--- Exercise materials ---

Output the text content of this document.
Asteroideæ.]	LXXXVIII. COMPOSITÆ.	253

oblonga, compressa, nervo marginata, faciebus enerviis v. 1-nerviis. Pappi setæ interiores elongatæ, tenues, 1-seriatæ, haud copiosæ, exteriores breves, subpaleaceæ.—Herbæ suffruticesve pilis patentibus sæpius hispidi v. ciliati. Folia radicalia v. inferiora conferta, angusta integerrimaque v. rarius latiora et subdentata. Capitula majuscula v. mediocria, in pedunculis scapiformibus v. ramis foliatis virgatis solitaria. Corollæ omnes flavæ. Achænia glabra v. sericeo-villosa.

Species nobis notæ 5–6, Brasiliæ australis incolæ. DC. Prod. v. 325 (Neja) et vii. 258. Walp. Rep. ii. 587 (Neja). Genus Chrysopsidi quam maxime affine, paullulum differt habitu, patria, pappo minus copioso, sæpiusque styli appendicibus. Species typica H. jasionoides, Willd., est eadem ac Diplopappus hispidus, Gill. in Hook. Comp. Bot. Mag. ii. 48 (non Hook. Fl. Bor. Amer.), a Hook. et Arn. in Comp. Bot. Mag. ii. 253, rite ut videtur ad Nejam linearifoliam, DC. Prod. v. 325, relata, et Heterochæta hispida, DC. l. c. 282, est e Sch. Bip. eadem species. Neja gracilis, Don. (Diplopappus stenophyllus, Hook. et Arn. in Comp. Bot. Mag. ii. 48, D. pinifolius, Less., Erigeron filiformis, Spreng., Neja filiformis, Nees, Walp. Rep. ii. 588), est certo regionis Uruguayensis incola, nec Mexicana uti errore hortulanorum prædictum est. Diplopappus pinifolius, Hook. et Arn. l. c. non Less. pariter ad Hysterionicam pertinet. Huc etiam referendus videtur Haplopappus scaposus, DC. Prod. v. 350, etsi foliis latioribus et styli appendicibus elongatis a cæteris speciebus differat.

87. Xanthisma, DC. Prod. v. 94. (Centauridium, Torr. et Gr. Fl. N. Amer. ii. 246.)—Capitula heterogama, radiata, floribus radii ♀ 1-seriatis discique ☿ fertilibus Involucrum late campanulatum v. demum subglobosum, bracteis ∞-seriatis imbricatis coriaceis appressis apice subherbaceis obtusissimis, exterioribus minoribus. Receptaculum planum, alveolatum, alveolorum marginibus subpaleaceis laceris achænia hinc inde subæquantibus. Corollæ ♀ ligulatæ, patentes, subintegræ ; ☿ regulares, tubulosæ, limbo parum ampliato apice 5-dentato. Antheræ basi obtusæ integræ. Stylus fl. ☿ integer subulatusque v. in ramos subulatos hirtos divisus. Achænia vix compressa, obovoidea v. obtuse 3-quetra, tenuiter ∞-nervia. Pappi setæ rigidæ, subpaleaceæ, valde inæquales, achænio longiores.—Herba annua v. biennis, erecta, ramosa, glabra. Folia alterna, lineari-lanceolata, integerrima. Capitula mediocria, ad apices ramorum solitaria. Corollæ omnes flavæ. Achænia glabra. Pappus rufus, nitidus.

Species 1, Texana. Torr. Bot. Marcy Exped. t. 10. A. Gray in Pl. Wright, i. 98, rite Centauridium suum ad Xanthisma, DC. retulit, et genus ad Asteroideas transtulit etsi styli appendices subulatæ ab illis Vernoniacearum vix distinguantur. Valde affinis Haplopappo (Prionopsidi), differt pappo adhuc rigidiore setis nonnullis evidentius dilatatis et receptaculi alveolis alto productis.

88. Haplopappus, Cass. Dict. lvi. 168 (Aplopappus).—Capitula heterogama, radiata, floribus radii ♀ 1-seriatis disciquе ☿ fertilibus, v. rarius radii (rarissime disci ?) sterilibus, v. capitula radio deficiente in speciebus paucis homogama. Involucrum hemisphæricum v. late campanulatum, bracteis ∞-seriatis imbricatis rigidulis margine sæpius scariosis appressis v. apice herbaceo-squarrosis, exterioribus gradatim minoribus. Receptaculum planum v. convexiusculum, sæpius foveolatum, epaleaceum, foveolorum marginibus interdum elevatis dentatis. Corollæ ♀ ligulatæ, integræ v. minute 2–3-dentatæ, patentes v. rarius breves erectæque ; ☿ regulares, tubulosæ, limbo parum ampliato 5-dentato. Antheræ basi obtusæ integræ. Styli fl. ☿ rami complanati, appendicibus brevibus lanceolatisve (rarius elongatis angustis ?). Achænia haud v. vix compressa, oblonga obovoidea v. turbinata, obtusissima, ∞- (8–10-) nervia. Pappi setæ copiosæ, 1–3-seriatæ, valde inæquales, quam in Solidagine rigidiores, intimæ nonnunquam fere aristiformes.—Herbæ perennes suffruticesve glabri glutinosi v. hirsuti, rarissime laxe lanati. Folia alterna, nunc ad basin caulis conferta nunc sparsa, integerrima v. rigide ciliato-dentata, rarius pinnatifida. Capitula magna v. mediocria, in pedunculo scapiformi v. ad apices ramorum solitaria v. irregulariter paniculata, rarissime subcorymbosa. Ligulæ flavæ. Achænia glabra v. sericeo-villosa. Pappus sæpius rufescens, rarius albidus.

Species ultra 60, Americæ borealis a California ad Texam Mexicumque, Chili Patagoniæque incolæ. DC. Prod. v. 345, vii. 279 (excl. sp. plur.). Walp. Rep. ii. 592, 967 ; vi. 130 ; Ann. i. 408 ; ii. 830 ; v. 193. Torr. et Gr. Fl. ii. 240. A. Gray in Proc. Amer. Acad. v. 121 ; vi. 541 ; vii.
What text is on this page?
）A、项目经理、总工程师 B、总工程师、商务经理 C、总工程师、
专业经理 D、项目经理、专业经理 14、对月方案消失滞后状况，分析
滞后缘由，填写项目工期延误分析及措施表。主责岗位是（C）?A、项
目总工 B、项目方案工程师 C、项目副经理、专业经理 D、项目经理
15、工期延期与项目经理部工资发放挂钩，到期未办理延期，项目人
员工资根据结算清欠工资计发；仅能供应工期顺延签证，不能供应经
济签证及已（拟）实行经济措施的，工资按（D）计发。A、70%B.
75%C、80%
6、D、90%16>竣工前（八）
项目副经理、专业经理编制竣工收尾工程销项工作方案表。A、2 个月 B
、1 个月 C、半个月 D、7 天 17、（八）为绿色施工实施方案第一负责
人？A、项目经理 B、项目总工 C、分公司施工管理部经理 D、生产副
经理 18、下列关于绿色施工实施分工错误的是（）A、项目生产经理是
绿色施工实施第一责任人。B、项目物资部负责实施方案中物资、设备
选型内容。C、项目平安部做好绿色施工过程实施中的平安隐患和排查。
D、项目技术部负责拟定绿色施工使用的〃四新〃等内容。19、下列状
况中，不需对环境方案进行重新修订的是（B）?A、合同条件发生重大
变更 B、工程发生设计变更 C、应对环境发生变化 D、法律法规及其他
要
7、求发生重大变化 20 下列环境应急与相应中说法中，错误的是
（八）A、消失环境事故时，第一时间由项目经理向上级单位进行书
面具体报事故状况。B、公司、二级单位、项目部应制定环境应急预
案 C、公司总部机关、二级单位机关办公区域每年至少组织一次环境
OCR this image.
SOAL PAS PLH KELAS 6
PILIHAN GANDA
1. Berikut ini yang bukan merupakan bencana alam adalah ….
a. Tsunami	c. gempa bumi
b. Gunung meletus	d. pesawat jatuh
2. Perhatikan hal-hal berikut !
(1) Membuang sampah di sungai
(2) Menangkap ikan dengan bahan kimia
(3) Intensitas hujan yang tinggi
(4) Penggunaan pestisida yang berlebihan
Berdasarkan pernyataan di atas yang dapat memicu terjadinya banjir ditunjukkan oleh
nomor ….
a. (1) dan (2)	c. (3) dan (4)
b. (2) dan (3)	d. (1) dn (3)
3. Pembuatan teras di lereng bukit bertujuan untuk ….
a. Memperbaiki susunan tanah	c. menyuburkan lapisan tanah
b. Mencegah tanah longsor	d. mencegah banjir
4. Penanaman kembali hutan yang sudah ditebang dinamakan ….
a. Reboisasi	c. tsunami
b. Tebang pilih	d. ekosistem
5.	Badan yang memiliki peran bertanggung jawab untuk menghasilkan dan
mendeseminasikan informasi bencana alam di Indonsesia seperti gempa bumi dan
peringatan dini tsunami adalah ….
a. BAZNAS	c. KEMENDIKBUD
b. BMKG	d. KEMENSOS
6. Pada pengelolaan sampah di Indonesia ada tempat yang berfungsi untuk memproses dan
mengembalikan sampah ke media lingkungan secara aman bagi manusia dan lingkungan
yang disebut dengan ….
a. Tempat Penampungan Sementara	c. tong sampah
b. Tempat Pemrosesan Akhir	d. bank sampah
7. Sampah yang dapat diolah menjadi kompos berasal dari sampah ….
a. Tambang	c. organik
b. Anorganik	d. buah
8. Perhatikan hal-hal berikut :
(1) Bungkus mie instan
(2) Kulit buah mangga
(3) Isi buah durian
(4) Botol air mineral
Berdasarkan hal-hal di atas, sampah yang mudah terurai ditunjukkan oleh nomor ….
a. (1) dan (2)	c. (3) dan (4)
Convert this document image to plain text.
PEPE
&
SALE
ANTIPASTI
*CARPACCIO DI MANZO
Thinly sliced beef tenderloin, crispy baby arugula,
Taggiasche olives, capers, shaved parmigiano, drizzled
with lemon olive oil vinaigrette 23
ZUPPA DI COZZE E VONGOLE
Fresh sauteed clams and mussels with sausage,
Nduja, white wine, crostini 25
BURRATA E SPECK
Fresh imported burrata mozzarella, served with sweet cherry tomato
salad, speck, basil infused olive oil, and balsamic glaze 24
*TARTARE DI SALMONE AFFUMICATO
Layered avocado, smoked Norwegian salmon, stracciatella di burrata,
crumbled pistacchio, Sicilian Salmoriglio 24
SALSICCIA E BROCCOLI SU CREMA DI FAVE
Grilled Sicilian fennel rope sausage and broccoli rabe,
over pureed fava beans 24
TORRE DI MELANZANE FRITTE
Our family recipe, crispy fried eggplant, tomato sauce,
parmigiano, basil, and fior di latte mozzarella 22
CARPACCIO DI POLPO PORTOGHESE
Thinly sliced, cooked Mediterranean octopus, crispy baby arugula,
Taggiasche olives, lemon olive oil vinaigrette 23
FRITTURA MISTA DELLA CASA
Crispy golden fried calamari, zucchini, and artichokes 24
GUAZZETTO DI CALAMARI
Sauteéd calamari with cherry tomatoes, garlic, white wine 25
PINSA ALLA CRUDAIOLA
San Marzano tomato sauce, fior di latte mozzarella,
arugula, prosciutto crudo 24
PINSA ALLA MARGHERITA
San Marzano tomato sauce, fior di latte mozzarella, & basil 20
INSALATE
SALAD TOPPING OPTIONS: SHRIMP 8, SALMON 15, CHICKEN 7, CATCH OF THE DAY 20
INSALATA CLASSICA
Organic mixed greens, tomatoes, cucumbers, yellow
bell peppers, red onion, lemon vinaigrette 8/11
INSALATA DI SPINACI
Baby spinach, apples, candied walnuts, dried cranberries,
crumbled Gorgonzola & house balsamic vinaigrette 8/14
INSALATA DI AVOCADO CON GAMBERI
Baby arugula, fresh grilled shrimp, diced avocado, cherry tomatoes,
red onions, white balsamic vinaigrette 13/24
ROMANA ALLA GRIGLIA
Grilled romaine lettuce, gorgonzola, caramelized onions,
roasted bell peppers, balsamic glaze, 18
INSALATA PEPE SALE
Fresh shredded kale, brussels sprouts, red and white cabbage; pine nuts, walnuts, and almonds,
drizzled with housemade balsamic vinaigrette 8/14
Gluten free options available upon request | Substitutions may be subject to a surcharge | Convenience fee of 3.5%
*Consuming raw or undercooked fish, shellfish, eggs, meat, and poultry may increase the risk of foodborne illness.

---

■ The problem ■
List all lines in the material containing the string "ALLA".

■ Exercise response ■
PINSA ALLA CRUDAIOLA
PINSA ALLA MARGHERITA
ROMANA ALLA GRIGLIA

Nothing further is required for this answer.